▶ **Given data**

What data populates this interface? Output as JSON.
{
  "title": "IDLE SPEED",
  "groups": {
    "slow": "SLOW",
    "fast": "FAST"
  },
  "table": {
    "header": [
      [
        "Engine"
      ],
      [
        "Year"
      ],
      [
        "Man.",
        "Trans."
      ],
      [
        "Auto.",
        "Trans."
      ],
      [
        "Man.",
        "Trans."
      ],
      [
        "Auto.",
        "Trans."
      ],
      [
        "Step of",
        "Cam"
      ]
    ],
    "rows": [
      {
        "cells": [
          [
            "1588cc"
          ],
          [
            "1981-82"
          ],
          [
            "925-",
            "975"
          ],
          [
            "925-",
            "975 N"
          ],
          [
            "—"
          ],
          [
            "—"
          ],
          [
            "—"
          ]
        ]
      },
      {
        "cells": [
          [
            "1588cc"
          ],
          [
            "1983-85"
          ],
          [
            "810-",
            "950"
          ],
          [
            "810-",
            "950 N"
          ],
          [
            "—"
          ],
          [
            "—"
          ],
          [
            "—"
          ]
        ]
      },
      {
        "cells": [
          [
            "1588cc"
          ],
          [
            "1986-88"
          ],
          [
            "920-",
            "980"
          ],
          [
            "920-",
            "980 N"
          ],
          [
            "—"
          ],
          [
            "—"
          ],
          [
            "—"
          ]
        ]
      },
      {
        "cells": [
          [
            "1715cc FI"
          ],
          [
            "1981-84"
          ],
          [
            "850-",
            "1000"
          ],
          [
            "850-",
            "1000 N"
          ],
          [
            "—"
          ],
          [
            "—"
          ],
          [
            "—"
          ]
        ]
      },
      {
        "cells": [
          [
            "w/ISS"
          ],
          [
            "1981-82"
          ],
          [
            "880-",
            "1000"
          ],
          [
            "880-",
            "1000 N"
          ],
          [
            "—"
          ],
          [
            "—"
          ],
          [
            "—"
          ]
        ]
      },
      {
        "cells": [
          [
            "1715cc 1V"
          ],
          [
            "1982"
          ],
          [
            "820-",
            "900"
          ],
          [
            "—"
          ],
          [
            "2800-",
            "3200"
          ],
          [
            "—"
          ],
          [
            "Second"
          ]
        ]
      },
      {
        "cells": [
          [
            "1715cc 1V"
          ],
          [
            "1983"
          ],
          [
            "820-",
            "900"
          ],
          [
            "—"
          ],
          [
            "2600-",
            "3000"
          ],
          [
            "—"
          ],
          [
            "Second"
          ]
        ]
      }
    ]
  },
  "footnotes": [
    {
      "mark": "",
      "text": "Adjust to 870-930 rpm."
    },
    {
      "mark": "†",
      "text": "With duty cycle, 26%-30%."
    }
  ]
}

▶ **What needs to be done**
Copy out every line holding the string "text".

▶ **Finished task**
      "text": "Adjust to 870-930 rpm."
      "text": "With duty cycle, 26%-30%."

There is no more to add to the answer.